Input data:
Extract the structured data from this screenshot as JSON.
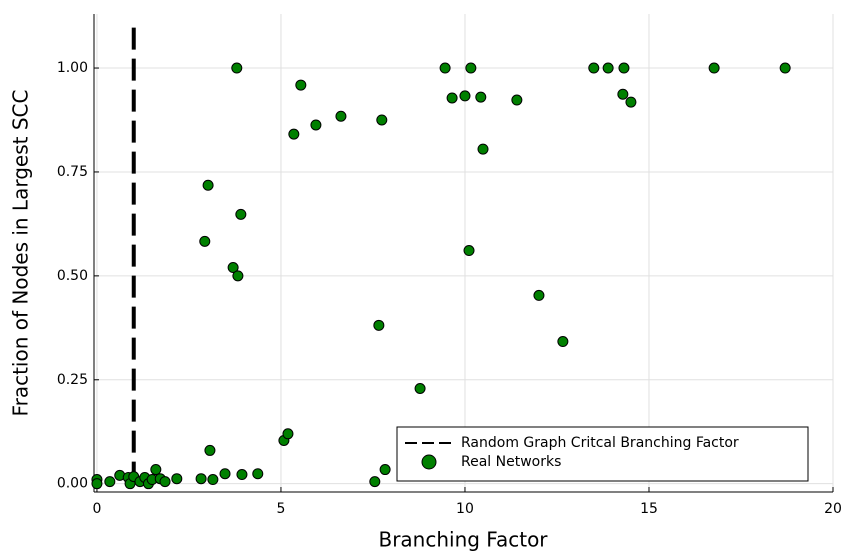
{
  "chart_data": {
    "type": "scatter",
    "xlabel": "Branching Factor",
    "ylabel": "Fraction of Nodes in Largest SCC",
    "xlim": [
      -0.08,
      20
    ],
    "ylim": [
      -0.02,
      1.13
    ],
    "xticks": [
      0,
      5,
      10,
      15,
      20
    ],
    "yticks": [
      {
        "value": 0,
        "label": "0.00"
      },
      {
        "value": 0.25,
        "label": "0.25"
      },
      {
        "value": 0.5,
        "label": "0.50"
      },
      {
        "value": 0.75,
        "label": "0.75"
      },
      {
        "value": 1,
        "label": "1.00"
      }
    ],
    "grid": true,
    "legend": "lower right",
    "series": [
      {
        "name": "Random Graph Critcal Branching Factor",
        "kind": "line",
        "style": "dashed",
        "color": "#000000",
        "x": [
          1,
          1
        ],
        "values": [
          0,
          1.1
        ]
      },
      {
        "name": "Real Networks",
        "kind": "scatter",
        "color": "#008000",
        "x": [
          0,
          0,
          0.35,
          0.62,
          0.85,
          0.9,
          1.0,
          1.17,
          1.3,
          1.4,
          1.5,
          1.6,
          1.72,
          1.85,
          2.17,
          2.83,
          3.15,
          3.07,
          3.48,
          3.94,
          4.37,
          5.08,
          5.19,
          3.02,
          2.93,
          3.7,
          3.83,
          3.91,
          3.8,
          5.54,
          5.35,
          5.95,
          6.63,
          7.74,
          7.66,
          7.55,
          7.83,
          8.78,
          9.46,
          9.65,
          10.0,
          10.16,
          10.43,
          10.49,
          10.11,
          11.41,
          12.01,
          12.66,
          13.5,
          13.89,
          14.32,
          14.29,
          14.51,
          16.77,
          18.7
        ],
        "values": [
          0.01,
          0,
          0.005,
          0.02,
          0.015,
          0,
          0.017,
          0.005,
          0.015,
          0,
          0.01,
          0.034,
          0.012,
          0.005,
          0.012,
          0.012,
          0.01,
          0.08,
          0.024,
          0.022,
          0.024,
          0.104,
          0.12,
          0.718,
          0.583,
          0.52,
          0.5,
          0.648,
          1.0,
          0.959,
          0.841,
          0.863,
          0.884,
          0.875,
          0.381,
          0.005,
          0.034,
          0.229,
          1.0,
          0.928,
          0.933,
          1.0,
          0.93,
          0.805,
          0.561,
          0.923,
          0.453,
          0.342,
          1.0,
          1.0,
          1.0,
          0.937,
          0.918,
          1.0,
          1.0
        ]
      }
    ]
  }
}
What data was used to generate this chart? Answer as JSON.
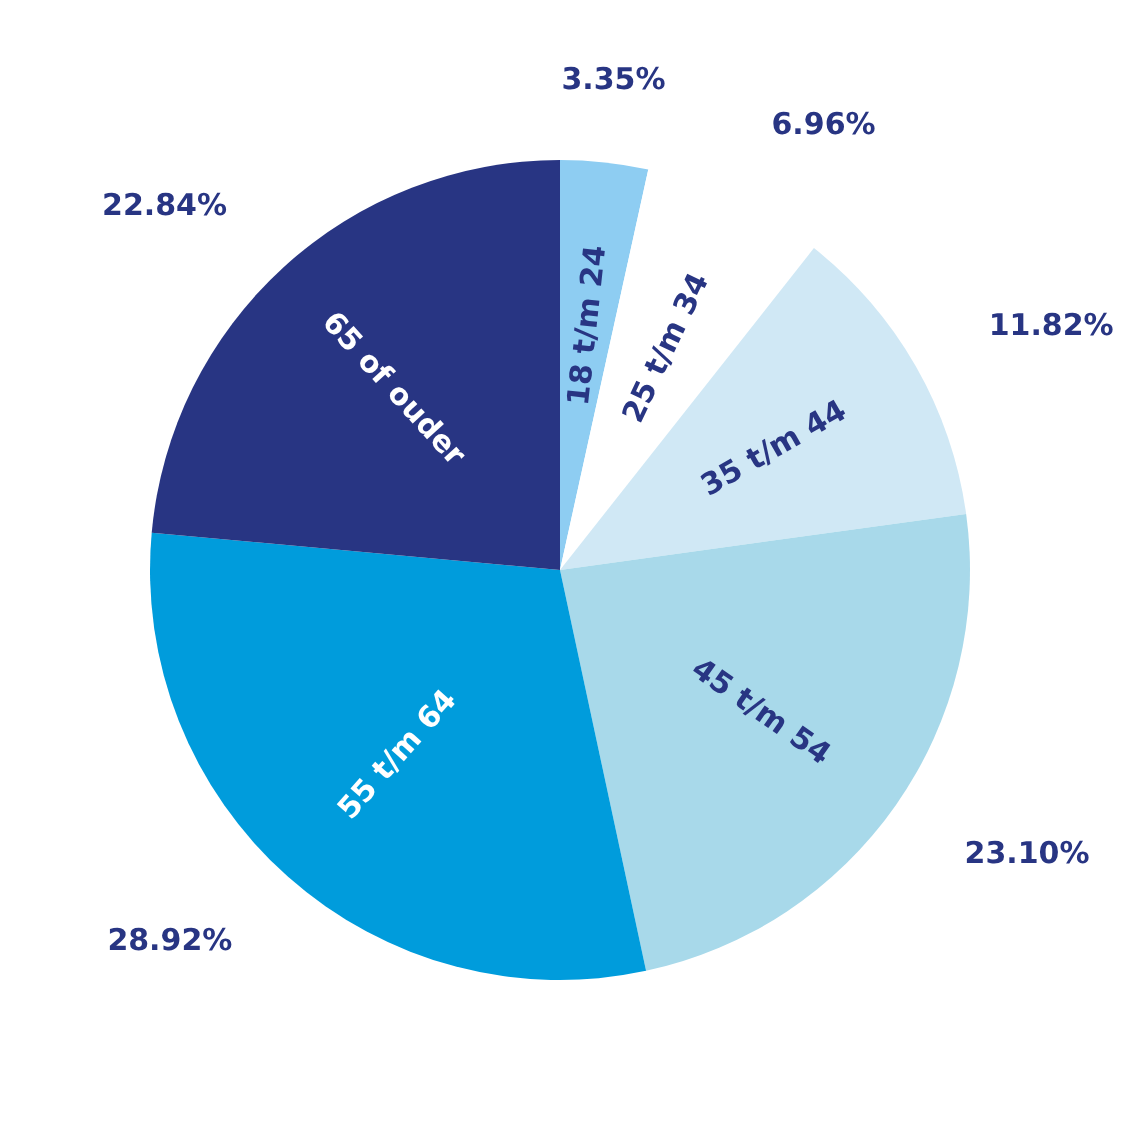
{
  "chart_data": {
    "type": "pie",
    "categories": [
      "18 t/m 24",
      "25 t/m 34",
      "35 t/m 44",
      "45 t/m 54",
      "55 t/m 64",
      "65 of ouder"
    ],
    "values": [
      3.35,
      6.96,
      11.82,
      23.1,
      28.92,
      22.84
    ],
    "value_labels": [
      "3.35%",
      "6.96%",
      "11.82%",
      "23.10%",
      "28.92%",
      "22.84%"
    ],
    "colors": [
      "#8ecdf2",
      "#ffffff",
      "#d0e8f5",
      "#a8d9ea",
      "#009cdc",
      "#283583"
    ],
    "legend": false
  }
}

Given problem:
Say how many lines in this listing hold the string "JSON", giving the count and nothing more.

Solution below:
2